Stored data
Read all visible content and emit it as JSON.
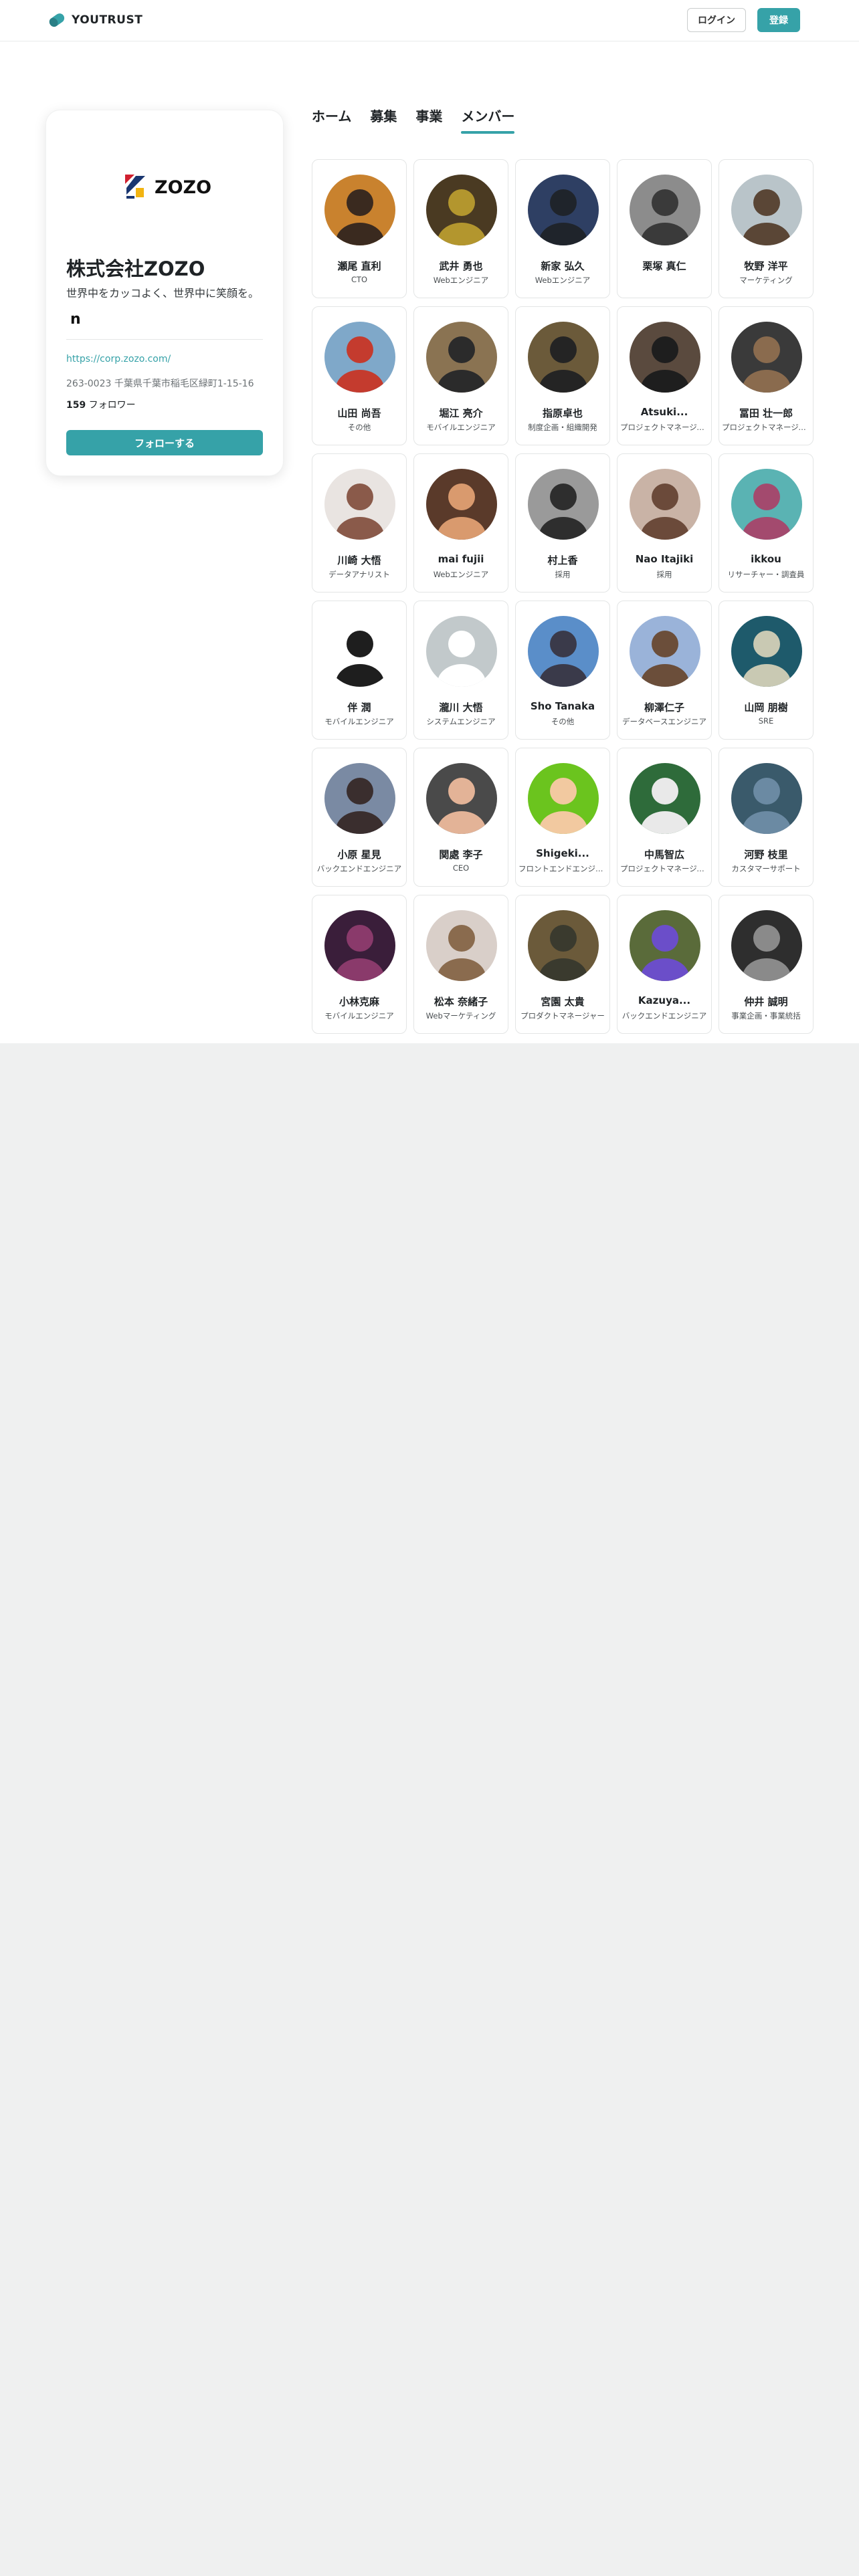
{
  "header": {
    "logo_text": "YOUTRUST",
    "logo_icon": "youtrust-logo-icon",
    "login_label": "ログイン",
    "register_label": "登録"
  },
  "company": {
    "logo_text": "ZOZO",
    "name": "株式会社ZOZO",
    "tagline": "世界中をカッコよく、世界中に笑顔を。",
    "note_icon_glyph": "n",
    "url": "https://corp.zozo.com/",
    "address": "263-0023 千葉県千葉市稲毛区緑町1-15-16",
    "follower_count": "159",
    "follower_label": " フォロワー",
    "follow_button_label": "フォローする"
  },
  "tabs": [
    {
      "label": "ホーム",
      "active": false
    },
    {
      "label": "募集",
      "active": false
    },
    {
      "label": "事業",
      "active": false
    },
    {
      "label": "メンバー",
      "active": true
    }
  ],
  "members": [
    {
      "name": "瀬尾 直利",
      "role": "CTO",
      "avatar": {
        "bg": "#c9822e",
        "fg": "#3a2a1f"
      }
    },
    {
      "name": "武井 勇也",
      "role": "Webエンジニア",
      "avatar": {
        "bg": "#4a3a22",
        "fg": "#b3962e"
      }
    },
    {
      "name": "新家 弘久",
      "role": "Webエンジニア",
      "avatar": {
        "bg": "#2e3f63",
        "fg": "#1f242b"
      }
    },
    {
      "name": "栗塚 真仁",
      "role": "",
      "avatar": {
        "bg": "#8c8c8c",
        "fg": "#3a3a3a"
      }
    },
    {
      "name": "牧野 洋平",
      "role": "マーケティング",
      "avatar": {
        "bg": "#b9c4c9",
        "fg": "#5a4636"
      }
    },
    {
      "name": "山田 尚吾",
      "role": "その他",
      "avatar": {
        "bg": "#7fa8c9",
        "fg": "#c43b2e"
      }
    },
    {
      "name": "堀江 亮介",
      "role": "モバイルエンジニア",
      "avatar": {
        "bg": "#8a7352",
        "fg": "#2b2b2b"
      }
    },
    {
      "name": "指原卓也",
      "role": "制度企画・組織開発",
      "avatar": {
        "bg": "#6b5a3a",
        "fg": "#242424"
      }
    },
    {
      "name": "Atsuki...",
      "role": "プロジェクトマネージャー",
      "avatar": {
        "bg": "#5a4a3e",
        "fg": "#1e1e1e"
      }
    },
    {
      "name": "冨田 壮一郎",
      "role": "プロジェクトマネージャー",
      "avatar": {
        "bg": "#3a3a3a",
        "fg": "#8a6b4e"
      }
    },
    {
      "name": "川崎 大悟",
      "role": "データアナリスト",
      "avatar": {
        "bg": "#e9e4e1",
        "fg": "#8a5a4a"
      }
    },
    {
      "name": "mai fujii",
      "role": "Webエンジニア",
      "avatar": {
        "bg": "#5a3a2a",
        "fg": "#d99a6e"
      }
    },
    {
      "name": "村上香",
      "role": "採用",
      "avatar": {
        "bg": "#9a9a9a",
        "fg": "#2e2e2e"
      }
    },
    {
      "name": "Nao Itajiki",
      "role": "採用",
      "avatar": {
        "bg": "#c9b3a6",
        "fg": "#6b4a3a"
      }
    },
    {
      "name": "ikkou",
      "role": "リサーチャー・調査員",
      "avatar": {
        "bg": "#5ab3b3",
        "fg": "#a34a6e"
      }
    },
    {
      "name": "伴 潤",
      "role": "モバイルエンジニア",
      "avatar": {
        "bg": "#ffffff",
        "fg": "#1e1e1e"
      }
    },
    {
      "name": "瀧川 大悟",
      "role": "システムエンジニア",
      "avatar": {
        "bg": "#c2c9cb",
        "fg": "#ffffff"
      }
    },
    {
      "name": "Sho Tanaka",
      "role": "その他",
      "avatar": {
        "bg": "#5a8ec9",
        "fg": "#3a3a4a"
      }
    },
    {
      "name": "柳澤仁子",
      "role": "データベースエンジニア",
      "avatar": {
        "bg": "#9ab3d9",
        "fg": "#6b4e3a"
      }
    },
    {
      "name": "山岡 朋樹",
      "role": "SRE",
      "avatar": {
        "bg": "#1e5a6b",
        "fg": "#c9c9b3"
      }
    },
    {
      "name": "小原 星見",
      "role": "バックエンドエンジニア",
      "avatar": {
        "bg": "#7a8aa3",
        "fg": "#3a2e2e"
      }
    },
    {
      "name": "関處 李子",
      "role": "CEO",
      "avatar": {
        "bg": "#4a4a4a",
        "fg": "#e3b397"
      }
    },
    {
      "name": "Shigeki...",
      "role": "フロントエンドエンジニア",
      "avatar": {
        "bg": "#6bc41e",
        "fg": "#f2c9a0"
      }
    },
    {
      "name": "中馬智広",
      "role": "プロジェクトマネージャー",
      "avatar": {
        "bg": "#2e6b3a",
        "fg": "#e9e9e9"
      }
    },
    {
      "name": "河野 枝里",
      "role": "カスタマーサポート",
      "avatar": {
        "bg": "#3a5a6b",
        "fg": "#6b8aa3"
      }
    },
    {
      "name": "小林克麻",
      "role": "モバイルエンジニア",
      "avatar": {
        "bg": "#3a1e3a",
        "fg": "#8a3a6b"
      }
    },
    {
      "name": "松本 奈緒子",
      "role": "Webマーケティング",
      "avatar": {
        "bg": "#d9cfc9",
        "fg": "#8a6b4e"
      }
    },
    {
      "name": "宮園 太貴",
      "role": "プロダクトマネージャー",
      "avatar": {
        "bg": "#6b5a3a",
        "fg": "#3a3a2e"
      }
    },
    {
      "name": "Kazuya...",
      "role": "バックエンドエンジニア",
      "avatar": {
        "bg": "#5a6b3a",
        "fg": "#6b4ec9"
      }
    },
    {
      "name": "仲井 誠明",
      "role": "事業企画・事業統括",
      "avatar": {
        "bg": "#2e2e2e",
        "fg": "#8a8a8a"
      }
    }
  ]
}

**WHAT YOU SHOULD DO**: Without the pictures, restate all the entries above exactly.

**EXERCISE ANSWER**:
Read all visible content and emit it as JSON.
{
  "header": {
    "logo_text": "YOUTRUST",
    "logo_icon": "youtrust-logo-icon",
    "login_label": "ログイン",
    "register_label": "登録"
  },
  "company": {
    "logo_text": "ZOZO",
    "name": "株式会社ZOZO",
    "tagline": "世界中をカッコよく、世界中に笑顔を。",
    "note_icon_glyph": "n",
    "url": "https://corp.zozo.com/",
    "address": "263-0023 千葉県千葉市稲毛区緑町1-15-16",
    "follower_count": "159",
    "follower_label": " フォロワー",
    "follow_button_label": "フォローする"
  },
  "tabs": [
    {
      "label": "ホーム",
      "active": false
    },
    {
      "label": "募集",
      "active": false
    },
    {
      "label": "事業",
      "active": false
    },
    {
      "label": "メンバー",
      "active": true
    }
  ],
  "members": [
    {
      "name": "瀬尾 直利",
      "role": "CTO",
      "avatar": {
        "bg": "#c9822e",
        "fg": "#3a2a1f"
      }
    },
    {
      "name": "武井 勇也",
      "role": "Webエンジニア",
      "avatar": {
        "bg": "#4a3a22",
        "fg": "#b3962e"
      }
    },
    {
      "name": "新家 弘久",
      "role": "Webエンジニア",
      "avatar": {
        "bg": "#2e3f63",
        "fg": "#1f242b"
      }
    },
    {
      "name": "栗塚 真仁",
      "role": "",
      "avatar": {
        "bg": "#8c8c8c",
        "fg": "#3a3a3a"
      }
    },
    {
      "name": "牧野 洋平",
      "role": "マーケティング",
      "avatar": {
        "bg": "#b9c4c9",
        "fg": "#5a4636"
      }
    },
    {
      "name": "山田 尚吾",
      "role": "その他",
      "avatar": {
        "bg": "#7fa8c9",
        "fg": "#c43b2e"
      }
    },
    {
      "name": "堀江 亮介",
      "role": "モバイルエンジニア",
      "avatar": {
        "bg": "#8a7352",
        "fg": "#2b2b2b"
      }
    },
    {
      "name": "指原卓也",
      "role": "制度企画・組織開発",
      "avatar": {
        "bg": "#6b5a3a",
        "fg": "#242424"
      }
    },
    {
      "name": "Atsuki...",
      "role": "プロジェクトマネージャー",
      "avatar": {
        "bg": "#5a4a3e",
        "fg": "#1e1e1e"
      }
    },
    {
      "name": "冨田 壮一郎",
      "role": "プロジェクトマネージャー",
      "avatar": {
        "bg": "#3a3a3a",
        "fg": "#8a6b4e"
      }
    },
    {
      "name": "川崎 大悟",
      "role": "データアナリスト",
      "avatar": {
        "bg": "#e9e4e1",
        "fg": "#8a5a4a"
      }
    },
    {
      "name": "mai fujii",
      "role": "Webエンジニア",
      "avatar": {
        "bg": "#5a3a2a",
        "fg": "#d99a6e"
      }
    },
    {
      "name": "村上香",
      "role": "採用",
      "avatar": {
        "bg": "#9a9a9a",
        "fg": "#2e2e2e"
      }
    },
    {
      "name": "Nao Itajiki",
      "role": "採用",
      "avatar": {
        "bg": "#c9b3a6",
        "fg": "#6b4a3a"
      }
    },
    {
      "name": "ikkou",
      "role": "リサーチャー・調査員",
      "avatar": {
        "bg": "#5ab3b3",
        "fg": "#a34a6e"
      }
    },
    {
      "name": "伴 潤",
      "role": "モバイルエンジニア",
      "avatar": {
        "bg": "#ffffff",
        "fg": "#1e1e1e"
      }
    },
    {
      "name": "瀧川 大悟",
      "role": "システムエンジニア",
      "avatar": {
        "bg": "#c2c9cb",
        "fg": "#ffffff"
      }
    },
    {
      "name": "Sho Tanaka",
      "role": "その他",
      "avatar": {
        "bg": "#5a8ec9",
        "fg": "#3a3a4a"
      }
    },
    {
      "name": "柳澤仁子",
      "role": "データベースエンジニア",
      "avatar": {
        "bg": "#9ab3d9",
        "fg": "#6b4e3a"
      }
    },
    {
      "name": "山岡 朋樹",
      "role": "SRE",
      "avatar": {
        "bg": "#1e5a6b",
        "fg": "#c9c9b3"
      }
    },
    {
      "name": "小原 星見",
      "role": "バックエンドエンジニア",
      "avatar": {
        "bg": "#7a8aa3",
        "fg": "#3a2e2e"
      }
    },
    {
      "name": "関處 李子",
      "role": "CEO",
      "avatar": {
        "bg": "#4a4a4a",
        "fg": "#e3b397"
      }
    },
    {
      "name": "Shigeki...",
      "role": "フロントエンドエンジニア",
      "avatar": {
        "bg": "#6bc41e",
        "fg": "#f2c9a0"
      }
    },
    {
      "name": "中馬智広",
      "role": "プロジェクトマネージャー",
      "avatar": {
        "bg": "#2e6b3a",
        "fg": "#e9e9e9"
      }
    },
    {
      "name": "河野 枝里",
      "role": "カスタマーサポート",
      "avatar": {
        "bg": "#3a5a6b",
        "fg": "#6b8aa3"
      }
    },
    {
      "name": "小林克麻",
      "role": "モバイルエンジニア",
      "avatar": {
        "bg": "#3a1e3a",
        "fg": "#8a3a6b"
      }
    },
    {
      "name": "松本 奈緒子",
      "role": "Webマーケティング",
      "avatar": {
        "bg": "#d9cfc9",
        "fg": "#8a6b4e"
      }
    },
    {
      "name": "宮園 太貴",
      "role": "プロダクトマネージャー",
      "avatar": {
        "bg": "#6b5a3a",
        "fg": "#3a3a2e"
      }
    },
    {
      "name": "Kazuya...",
      "role": "バックエンドエンジニア",
      "avatar": {
        "bg": "#5a6b3a",
        "fg": "#6b4ec9"
      }
    },
    {
      "name": "仲井 誠明",
      "role": "事業企画・事業統括",
      "avatar": {
        "bg": "#2e2e2e",
        "fg": "#8a8a8a"
      }
    }
  ]
}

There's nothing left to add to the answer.